[Dataset entries]
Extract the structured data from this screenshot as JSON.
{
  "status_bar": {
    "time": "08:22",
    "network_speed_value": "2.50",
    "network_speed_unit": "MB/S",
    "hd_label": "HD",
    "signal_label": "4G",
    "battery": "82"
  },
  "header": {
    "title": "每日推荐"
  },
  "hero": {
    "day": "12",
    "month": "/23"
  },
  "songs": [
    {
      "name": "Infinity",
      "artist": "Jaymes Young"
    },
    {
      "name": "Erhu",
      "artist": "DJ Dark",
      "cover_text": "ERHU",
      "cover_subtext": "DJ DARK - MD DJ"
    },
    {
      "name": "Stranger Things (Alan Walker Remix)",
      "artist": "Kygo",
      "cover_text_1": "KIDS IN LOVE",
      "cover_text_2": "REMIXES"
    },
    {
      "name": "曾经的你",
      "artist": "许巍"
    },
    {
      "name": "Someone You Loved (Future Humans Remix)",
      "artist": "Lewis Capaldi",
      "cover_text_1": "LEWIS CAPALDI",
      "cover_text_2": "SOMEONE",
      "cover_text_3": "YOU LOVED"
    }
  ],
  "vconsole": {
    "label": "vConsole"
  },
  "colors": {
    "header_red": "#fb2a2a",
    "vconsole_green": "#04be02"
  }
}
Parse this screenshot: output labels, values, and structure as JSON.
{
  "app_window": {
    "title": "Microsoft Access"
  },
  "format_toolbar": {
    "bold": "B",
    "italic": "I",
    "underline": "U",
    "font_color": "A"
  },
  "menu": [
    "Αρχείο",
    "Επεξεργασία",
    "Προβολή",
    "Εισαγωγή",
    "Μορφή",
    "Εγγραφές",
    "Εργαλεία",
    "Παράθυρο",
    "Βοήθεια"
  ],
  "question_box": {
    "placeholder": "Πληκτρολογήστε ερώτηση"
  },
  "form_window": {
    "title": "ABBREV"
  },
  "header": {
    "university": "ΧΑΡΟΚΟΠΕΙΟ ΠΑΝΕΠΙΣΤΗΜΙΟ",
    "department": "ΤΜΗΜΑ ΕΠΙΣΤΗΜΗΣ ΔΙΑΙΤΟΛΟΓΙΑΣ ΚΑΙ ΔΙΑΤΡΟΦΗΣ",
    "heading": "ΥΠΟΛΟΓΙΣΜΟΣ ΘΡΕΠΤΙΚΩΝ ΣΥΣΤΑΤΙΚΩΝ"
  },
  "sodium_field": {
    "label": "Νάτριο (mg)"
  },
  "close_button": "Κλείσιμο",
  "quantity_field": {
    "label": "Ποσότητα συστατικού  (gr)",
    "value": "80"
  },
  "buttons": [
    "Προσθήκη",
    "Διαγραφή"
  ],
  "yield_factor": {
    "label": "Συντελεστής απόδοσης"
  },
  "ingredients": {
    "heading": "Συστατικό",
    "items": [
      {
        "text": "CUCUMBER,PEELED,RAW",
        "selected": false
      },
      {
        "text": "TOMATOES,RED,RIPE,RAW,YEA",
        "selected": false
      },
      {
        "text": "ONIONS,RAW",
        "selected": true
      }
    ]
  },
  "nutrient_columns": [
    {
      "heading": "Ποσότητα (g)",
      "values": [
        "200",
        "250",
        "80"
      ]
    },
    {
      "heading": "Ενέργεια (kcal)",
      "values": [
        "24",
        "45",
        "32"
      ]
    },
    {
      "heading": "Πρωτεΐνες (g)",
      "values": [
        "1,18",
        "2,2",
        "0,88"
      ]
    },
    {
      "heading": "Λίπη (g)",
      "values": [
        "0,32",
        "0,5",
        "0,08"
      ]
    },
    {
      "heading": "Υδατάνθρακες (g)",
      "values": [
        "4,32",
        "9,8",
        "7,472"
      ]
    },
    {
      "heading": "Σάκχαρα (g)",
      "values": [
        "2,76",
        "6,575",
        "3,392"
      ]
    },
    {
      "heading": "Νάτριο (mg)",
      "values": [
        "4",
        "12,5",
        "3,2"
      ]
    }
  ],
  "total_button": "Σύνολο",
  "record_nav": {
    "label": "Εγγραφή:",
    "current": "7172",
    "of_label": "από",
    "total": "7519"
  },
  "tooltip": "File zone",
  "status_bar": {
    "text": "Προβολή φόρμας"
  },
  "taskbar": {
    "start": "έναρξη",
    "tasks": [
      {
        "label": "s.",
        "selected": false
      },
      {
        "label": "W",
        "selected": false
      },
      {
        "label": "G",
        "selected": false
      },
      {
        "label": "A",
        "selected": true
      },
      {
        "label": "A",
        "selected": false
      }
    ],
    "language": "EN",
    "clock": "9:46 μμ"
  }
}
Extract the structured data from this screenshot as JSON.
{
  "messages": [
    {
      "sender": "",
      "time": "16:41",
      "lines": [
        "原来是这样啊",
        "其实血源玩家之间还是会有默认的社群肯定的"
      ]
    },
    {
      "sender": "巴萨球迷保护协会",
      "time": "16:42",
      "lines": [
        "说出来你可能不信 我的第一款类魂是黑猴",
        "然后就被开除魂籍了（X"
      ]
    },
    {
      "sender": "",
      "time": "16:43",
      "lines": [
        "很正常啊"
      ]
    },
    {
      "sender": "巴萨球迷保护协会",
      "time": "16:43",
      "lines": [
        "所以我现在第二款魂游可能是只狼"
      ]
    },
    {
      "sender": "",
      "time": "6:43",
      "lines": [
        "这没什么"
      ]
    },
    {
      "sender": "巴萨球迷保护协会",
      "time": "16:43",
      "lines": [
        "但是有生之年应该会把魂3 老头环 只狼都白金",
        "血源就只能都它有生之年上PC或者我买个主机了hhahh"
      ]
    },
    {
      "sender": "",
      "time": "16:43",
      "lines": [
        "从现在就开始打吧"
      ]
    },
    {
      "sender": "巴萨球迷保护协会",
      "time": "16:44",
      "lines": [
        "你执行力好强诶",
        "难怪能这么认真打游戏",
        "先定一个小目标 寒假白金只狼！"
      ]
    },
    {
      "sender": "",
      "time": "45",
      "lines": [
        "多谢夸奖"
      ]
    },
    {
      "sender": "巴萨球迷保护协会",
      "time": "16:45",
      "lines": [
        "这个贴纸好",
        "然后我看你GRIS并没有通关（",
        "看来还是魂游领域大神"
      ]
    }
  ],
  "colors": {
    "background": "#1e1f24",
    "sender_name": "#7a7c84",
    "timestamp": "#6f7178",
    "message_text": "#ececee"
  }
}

→ **Task to carry out**
Repeat every record exactly as written, please.

→ **Finished exercise**
Extract the structured data from this screenshot as JSON.
{
  "status_bar": {
    "time": "08:22",
    "network_speed_value": "2.50",
    "network_speed_unit": "MB/S",
    "hd_label": "HD",
    "signal_label": "4G",
    "battery": "82"
  },
  "header": {
    "title": "每日推荐"
  },
  "hero": {
    "day": "12",
    "month": "/23"
  },
  "songs": [
    {
      "name": "Infinity",
      "artist": "Jaymes Young"
    },
    {
      "name": "Erhu",
      "artist": "DJ Dark",
      "cover_text": "ERHU",
      "cover_subtext": "DJ DARK - MD DJ"
    },
    {
      "name": "Stranger Things (Alan Walker Remix)",
      "artist": "Kygo",
      "cover_text_1": "KIDS IN LOVE",
      "cover_text_2": "REMIXES"
    },
    {
      "name": "曾经的你",
      "artist": "许巍"
    },
    {
      "name": "Someone You Loved (Future Humans Remix)",
      "artist": "Lewis Capaldi",
      "cover_text_1": "LEWIS CAPALDI",
      "cover_text_2": "SOMEONE",
      "cover_text_3": "YOU LOVED"
    }
  ],
  "vconsole": {
    "label": "vConsole"
  },
  "colors": {
    "header_red": "#fb2a2a",
    "vconsole_green": "#04be02"
  }
}
Parse this screenshot: output labels, values, and structure as JSON.
{
  "app_window": {
    "title": "Microsoft Access"
  },
  "format_toolbar": {
    "bold": "B",
    "italic": "I",
    "underline": "U",
    "font_color": "A"
  },
  "menu": [
    "Αρχείο",
    "Επεξεργασία",
    "Προβολή",
    "Εισαγωγή",
    "Μορφή",
    "Εγγραφές",
    "Εργαλεία",
    "Παράθυρο",
    "Βοήθεια"
  ],
  "question_box": {
    "placeholder": "Πληκτρολογήστε ερώτηση"
  },
  "form_window": {
    "title": "ABBREV"
  },
  "header": {
    "university": "ΧΑΡΟΚΟΠΕΙΟ ΠΑΝΕΠΙΣΤΗΜΙΟ",
    "department": "ΤΜΗΜΑ ΕΠΙΣΤΗΜΗΣ ΔΙΑΙΤΟΛΟΓΙΑΣ ΚΑΙ ΔΙΑΤΡΟΦΗΣ",
    "heading": "ΥΠΟΛΟΓΙΣΜΟΣ ΘΡΕΠΤΙΚΩΝ ΣΥΣΤΑΤΙΚΩΝ"
  },
  "sodium_field": {
    "label": "Νάτριο (mg)"
  },
  "close_button": "Κλείσιμο",
  "quantity_field": {
    "label": "Ποσότητα συστατικού  (gr)",
    "value": "80"
  },
  "buttons": [
    "Προσθήκη",
    "Διαγραφή"
  ],
  "yield_factor": {
    "label": "Συντελεστής απόδοσης"
  },
  "ingredients": {
    "heading": "Συστατικό",
    "items": [
      {
        "text": "CUCUMBER,PEELED,RAW",
        "selected": false
      },
      {
        "text": "TOMATOES,RED,RIPE,RAW,YEA",
        "selected": false
      },
      {
        "text": "ONIONS,RAW",
        "selected": true
      }
    ]
  },
  "nutrient_columns": [
    {
      "heading": "Ποσότητα (g)",
      "values": [
        "200",
        "250",
        "80"
      ]
    },
    {
      "heading": "Ενέργεια (kcal)",
      "values": [
        "24",
        "45",
        "32"
      ]
    },
    {
      "heading": "Πρωτεΐνες (g)",
      "values": [
        "1,18",
        "2,2",
        "0,88"
      ]
    },
    {
      "heading": "Λίπη (g)",
      "values": [
        "0,32",
        "0,5",
        "0,08"
      ]
    },
    {
      "heading": "Υδατάνθρακες (g)",
      "values": [
        "4,32",
        "9,8",
        "7,472"
      ]
    },
    {
      "heading": "Σάκχαρα (g)",
      "values": [
        "2,76",
        "6,575",
        "3,392"
      ]
    },
    {
      "heading": "Νάτριο (mg)",
      "values": [
        "4",
        "12,5",
        "3,2"
      ]
    }
  ],
  "total_button": "Σύνολο",
  "record_nav": {
    "label": "Εγγραφή:",
    "current": "7172",
    "of_label": "από",
    "total": "7519"
  },
  "tooltip": "File zone",
  "status_bar": {
    "text": "Προβολή φόρμας"
  },
  "taskbar": {
    "start": "έναρξη",
    "tasks": [
      {
        "label": "s.",
        "selected": false
      },
      {
        "label": "W",
        "selected": false
      },
      {
        "label": "G",
        "selected": false
      },
      {
        "label": "A",
        "selected": true
      },
      {
        "label": "A",
        "selected": false
      }
    ],
    "language": "EN",
    "clock": "9:46 μμ"
  }
}
Extract the structured data from this screenshot as JSON.
{
  "messages": [
    {
      "sender": "",
      "time": "16:41",
      "lines": [
        "原来是这样啊",
        "其实血源玩家之间还是会有默认的社群肯定的"
      ]
    },
    {
      "sender": "巴萨球迷保护协会",
      "time": "16:42",
      "lines": [
        "说出来你可能不信 我的第一款类魂是黑猴",
        "然后就被开除魂籍了（X"
      ]
    },
    {
      "sender": "",
      "time": "16:43",
      "lines": [
        "很正常啊"
      ]
    },
    {
      "sender": "巴萨球迷保护协会",
      "time": "16:43",
      "lines": [
        "所以我现在第二款魂游可能是只狼"
      ]
    },
    {
      "sender": "",
      "time": "6:43",
      "lines": [
        "这没什么"
      ]
    },
    {
      "sender": "巴萨球迷保护协会",
      "time": "16:43",
      "lines": [
        "但是有生之年应该会把魂3 老头环 只狼都白金",
        "血源就只能都它有生之年上PC或者我买个主机了hhahh"
      ]
    },
    {
      "sender": "",
      "time": "16:43",
      "lines": [
        "从现在就开始打吧"
      ]
    },
    {
      "sender": "巴萨球迷保护协会",
      "time": "16:44",
      "lines": [
        "你执行力好强诶",
        "难怪能这么认真打游戏",
        "先定一个小目标 寒假白金只狼！"
      ]
    },
    {
      "sender": "",
      "time": "45",
      "lines": [
        "多谢夸奖"
      ]
    },
    {
      "sender": "巴萨球迷保护协会",
      "time": "16:45",
      "lines": [
        "这个贴纸好",
        "然后我看你GRIS并没有通关（",
        "看来还是魂游领域大神"
      ]
    }
  ],
  "colors": {
    "background": "#1e1f24",
    "sender_name": "#7a7c84",
    "timestamp": "#6f7178",
    "message_text": "#ececee"
  }
}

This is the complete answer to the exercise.